WHAT IS NEEDED:
Copy every line of the material below word for word.

PROVIDED INFORMATION:
····················

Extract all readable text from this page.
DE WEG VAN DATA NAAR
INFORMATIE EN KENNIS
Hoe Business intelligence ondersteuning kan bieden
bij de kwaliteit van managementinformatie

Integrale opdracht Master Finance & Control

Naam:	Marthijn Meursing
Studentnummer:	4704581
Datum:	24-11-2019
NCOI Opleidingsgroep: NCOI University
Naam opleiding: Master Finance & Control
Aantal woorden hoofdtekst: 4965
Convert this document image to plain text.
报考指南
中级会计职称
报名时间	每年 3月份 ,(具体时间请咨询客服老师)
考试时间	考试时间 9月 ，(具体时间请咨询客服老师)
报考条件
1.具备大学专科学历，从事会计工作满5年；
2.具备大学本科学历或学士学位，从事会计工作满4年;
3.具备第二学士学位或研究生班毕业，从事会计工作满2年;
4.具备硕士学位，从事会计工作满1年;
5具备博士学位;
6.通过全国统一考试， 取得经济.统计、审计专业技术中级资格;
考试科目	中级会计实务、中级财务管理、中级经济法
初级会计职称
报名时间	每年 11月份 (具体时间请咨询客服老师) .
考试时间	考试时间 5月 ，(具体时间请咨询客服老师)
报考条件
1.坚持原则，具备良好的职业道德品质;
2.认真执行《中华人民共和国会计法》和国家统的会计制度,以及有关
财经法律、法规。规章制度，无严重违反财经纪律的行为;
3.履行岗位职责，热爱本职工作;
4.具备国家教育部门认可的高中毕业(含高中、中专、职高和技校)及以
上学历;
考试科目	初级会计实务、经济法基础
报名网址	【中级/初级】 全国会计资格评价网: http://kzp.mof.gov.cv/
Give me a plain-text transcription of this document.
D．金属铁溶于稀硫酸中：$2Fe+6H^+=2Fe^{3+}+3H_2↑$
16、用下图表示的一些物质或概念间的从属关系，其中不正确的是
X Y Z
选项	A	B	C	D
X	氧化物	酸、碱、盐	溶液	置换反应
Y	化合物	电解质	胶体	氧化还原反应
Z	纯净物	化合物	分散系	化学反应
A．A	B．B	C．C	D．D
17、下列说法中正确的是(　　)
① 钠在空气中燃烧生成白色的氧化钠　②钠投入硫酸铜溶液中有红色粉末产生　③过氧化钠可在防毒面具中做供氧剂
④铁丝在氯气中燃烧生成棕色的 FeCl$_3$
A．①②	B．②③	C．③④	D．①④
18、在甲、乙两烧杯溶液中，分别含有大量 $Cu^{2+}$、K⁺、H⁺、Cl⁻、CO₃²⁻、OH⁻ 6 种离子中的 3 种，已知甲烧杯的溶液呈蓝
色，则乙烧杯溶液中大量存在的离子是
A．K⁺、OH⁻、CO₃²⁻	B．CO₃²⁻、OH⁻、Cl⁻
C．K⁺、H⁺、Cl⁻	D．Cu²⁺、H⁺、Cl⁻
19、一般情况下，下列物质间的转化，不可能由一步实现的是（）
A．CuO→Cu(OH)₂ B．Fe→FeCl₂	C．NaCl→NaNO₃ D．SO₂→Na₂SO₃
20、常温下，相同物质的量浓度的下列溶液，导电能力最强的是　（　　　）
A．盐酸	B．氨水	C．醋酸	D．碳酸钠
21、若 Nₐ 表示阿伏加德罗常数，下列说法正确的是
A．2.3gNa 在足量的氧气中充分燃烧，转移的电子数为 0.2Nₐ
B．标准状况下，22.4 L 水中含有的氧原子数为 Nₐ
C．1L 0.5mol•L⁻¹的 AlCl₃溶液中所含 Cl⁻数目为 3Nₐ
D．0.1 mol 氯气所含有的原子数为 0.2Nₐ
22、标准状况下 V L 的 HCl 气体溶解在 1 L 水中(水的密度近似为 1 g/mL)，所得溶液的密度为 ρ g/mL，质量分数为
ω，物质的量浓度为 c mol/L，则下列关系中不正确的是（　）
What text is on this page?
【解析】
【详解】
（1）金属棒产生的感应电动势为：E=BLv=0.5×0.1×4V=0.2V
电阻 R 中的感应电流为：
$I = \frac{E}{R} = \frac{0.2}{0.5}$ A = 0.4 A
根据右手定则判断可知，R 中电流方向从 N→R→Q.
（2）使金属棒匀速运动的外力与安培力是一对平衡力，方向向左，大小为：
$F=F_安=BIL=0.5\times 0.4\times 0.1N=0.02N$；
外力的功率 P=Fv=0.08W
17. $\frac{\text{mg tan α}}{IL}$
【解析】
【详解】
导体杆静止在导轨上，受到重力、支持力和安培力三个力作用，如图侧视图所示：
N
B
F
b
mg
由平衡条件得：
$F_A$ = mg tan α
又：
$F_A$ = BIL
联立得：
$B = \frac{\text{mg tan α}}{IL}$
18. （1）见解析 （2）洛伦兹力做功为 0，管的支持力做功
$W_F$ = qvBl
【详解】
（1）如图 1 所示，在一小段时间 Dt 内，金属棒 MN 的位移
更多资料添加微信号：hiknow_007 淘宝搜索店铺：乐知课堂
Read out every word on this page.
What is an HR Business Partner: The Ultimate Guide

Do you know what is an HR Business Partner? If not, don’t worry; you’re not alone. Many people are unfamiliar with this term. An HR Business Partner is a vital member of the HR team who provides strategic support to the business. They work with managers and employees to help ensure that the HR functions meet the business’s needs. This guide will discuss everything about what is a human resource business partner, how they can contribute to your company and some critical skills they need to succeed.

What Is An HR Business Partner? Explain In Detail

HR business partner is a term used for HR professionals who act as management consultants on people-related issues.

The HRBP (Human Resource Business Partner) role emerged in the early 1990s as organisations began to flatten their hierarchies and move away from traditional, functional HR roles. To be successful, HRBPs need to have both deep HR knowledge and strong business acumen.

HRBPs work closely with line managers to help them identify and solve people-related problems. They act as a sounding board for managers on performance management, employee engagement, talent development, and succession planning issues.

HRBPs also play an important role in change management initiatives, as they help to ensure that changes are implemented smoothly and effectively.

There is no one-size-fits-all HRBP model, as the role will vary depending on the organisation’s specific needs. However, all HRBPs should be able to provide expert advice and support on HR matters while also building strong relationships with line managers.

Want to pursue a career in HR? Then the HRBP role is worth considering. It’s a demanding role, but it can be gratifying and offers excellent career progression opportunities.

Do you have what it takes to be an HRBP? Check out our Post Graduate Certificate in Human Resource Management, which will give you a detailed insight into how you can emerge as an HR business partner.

····················

SOLVED EXERCISE:
Extract all readable text from this page.
DE WEG VAN DATA NAAR
INFORMATIE EN KENNIS
Hoe Business intelligence ondersteuning kan bieden
bij de kwaliteit van managementinformatie

Integrale opdracht Master Finance & Control

Naam:	Marthijn Meursing
Studentnummer:	4704581
Datum:	24-11-2019
NCOI Opleidingsgroep: NCOI University
Naam opleiding: Master Finance & Control
Aantal woorden hoofdtekst: 4965
Convert this document image to plain text.
报考指南
中级会计职称
报名时间	每年 3月份 ,(具体时间请咨询客服老师)
考试时间	考试时间 9月 ，(具体时间请咨询客服老师)
报考条件
1.具备大学专科学历，从事会计工作满5年；
2.具备大学本科学历或学士学位，从事会计工作满4年;
3.具备第二学士学位或研究生班毕业，从事会计工作满2年;
4.具备硕士学位，从事会计工作满1年;
5具备博士学位;
6.通过全国统一考试， 取得经济.统计、审计专业技术中级资格;
考试科目	中级会计实务、中级财务管理、中级经济法
初级会计职称
报名时间	每年 11月份 (具体时间请咨询客服老师) .
考试时间	考试时间 5月 ，(具体时间请咨询客服老师)
报考条件
1.坚持原则，具备良好的职业道德品质;
2.认真执行《中华人民共和国会计法》和国家统的会计制度,以及有关
财经法律、法规。规章制度，无严重违反财经纪律的行为;
3.履行岗位职责，热爱本职工作;
4.具备国家教育部门认可的高中毕业(含高中、中专、职高和技校)及以
上学历;
考试科目	初级会计实务、经济法基础
报名网址	【中级/初级】 全国会计资格评价网: http://kzp.mof.gov.cv/
Give me a plain-text transcription of this document.
D．金属铁溶于稀硫酸中：$2Fe+6H^+=2Fe^{3+}+3H_2↑$
16、用下图表示的一些物质或概念间的从属关系，其中不正确的是
X Y Z
选项	A	B	C	D
X	氧化物	酸、碱、盐	溶液	置换反应
Y	化合物	电解质	胶体	氧化还原反应
Z	纯净物	化合物	分散系	化学反应
A．A	B．B	C．C	D．D
17、下列说法中正确的是(　　)
① 钠在空气中燃烧生成白色的氧化钠　②钠投入硫酸铜溶液中有红色粉末产生　③过氧化钠可在防毒面具中做供氧剂
④铁丝在氯气中燃烧生成棕色的 FeCl$_3$
A．①②	B．②③	C．③④	D．①④
18、在甲、乙两烧杯溶液中，分别含有大量 $Cu^{2+}$、K⁺、H⁺、Cl⁻、CO₃²⁻、OH⁻ 6 种离子中的 3 种，已知甲烧杯的溶液呈蓝
色，则乙烧杯溶液中大量存在的离子是
A．K⁺、OH⁻、CO₃²⁻	B．CO₃²⁻、OH⁻、Cl⁻
C．K⁺、H⁺、Cl⁻	D．Cu²⁺、H⁺、Cl⁻
19、一般情况下，下列物质间的转化，不可能由一步实现的是（）
A．CuO→Cu(OH)₂ B．Fe→FeCl₂	C．NaCl→NaNO₃ D．SO₂→Na₂SO₃
20、常温下，相同物质的量浓度的下列溶液，导电能力最强的是　（　　　）
A．盐酸	B．氨水	C．醋酸	D．碳酸钠
21、若 Nₐ 表示阿伏加德罗常数，下列说法正确的是
A．2.3gNa 在足量的氧气中充分燃烧，转移的电子数为 0.2Nₐ
B．标准状况下，22.4 L 水中含有的氧原子数为 Nₐ
C．1L 0.5mol•L⁻¹的 AlCl₃溶液中所含 Cl⁻数目为 3Nₐ
D．0.1 mol 氯气所含有的原子数为 0.2Nₐ
22、标准状况下 V L 的 HCl 气体溶解在 1 L 水中(水的密度近似为 1 g/mL)，所得溶液的密度为 ρ g/mL，质量分数为
ω，物质的量浓度为 c mol/L，则下列关系中不正确的是（　）
What text is on this page?
【解析】
【详解】
（1）金属棒产生的感应电动势为：E=BLv=0.5×0.1×4V=0.2V
电阻 R 中的感应电流为：
$I = \frac{E}{R} = \frac{0.2}{0.5}$ A = 0.4 A
根据右手定则判断可知，R 中电流方向从 N→R→Q.
（2）使金属棒匀速运动的外力与安培力是一对平衡力，方向向左，大小为：
$F=F_安=BIL=0.5\times 0.4\times 0.1N=0.02N$；
外力的功率 P=Fv=0.08W
17. $\frac{\text{mg tan α}}{IL}$
【解析】
【详解】
导体杆静止在导轨上，受到重力、支持力和安培力三个力作用，如图侧视图所示：
N
B
F
b
mg
由平衡条件得：
$F_A$ = mg tan α
又：
$F_A$ = BIL
联立得：
$B = \frac{\text{mg tan α}}{IL}$
18. （1）见解析 （2）洛伦兹力做功为 0，管的支持力做功
$W_F$ = qvBl
【详解】
（1）如图 1 所示，在一小段时间 Dt 内，金属棒 MN 的位移
更多资料添加微信号：hiknow_007 淘宝搜索店铺：乐知课堂
Read out every word on this page.
What is an HR Business Partner: The Ultimate Guide

Do you know what is an HR Business Partner? If not, don’t worry; you’re not alone. Many people are unfamiliar with this term. An HR Business Partner is a vital member of the HR team who provides strategic support to the business. They work with managers and employees to help ensure that the HR functions meet the business’s needs. This guide will discuss everything about what is a human resource business partner, how they can contribute to your company and some critical skills they need to succeed.

What Is An HR Business Partner? Explain In Detail

HR business partner is a term used for HR professionals who act as management consultants on people-related issues.

The HRBP (Human Resource Business Partner) role emerged in the early 1990s as organisations began to flatten their hierarchies and move away from traditional, functional HR roles. To be successful, HRBPs need to have both deep HR knowledge and strong business acumen.

HRBPs work closely with line managers to help them identify and solve people-related problems. They act as a sounding board for managers on performance management, employee engagement, talent development, and succession planning issues.

HRBPs also play an important role in change management initiatives, as they help to ensure that changes are implemented smoothly and effectively.

There is no one-size-fits-all HRBP model, as the role will vary depending on the organisation’s specific needs. However, all HRBPs should be able to provide expert advice and support on HR matters while also building strong relationships with line managers.

Want to pursue a career in HR? Then the HRBP role is worth considering. It’s a demanding role, but it can be gratifying and offers excellent career progression opportunities.

Do you have what it takes to be an HRBP? Check out our Post Graduate Certificate in Human Resource Management, which will give you a detailed insight into how you can emerge as an HR business partner.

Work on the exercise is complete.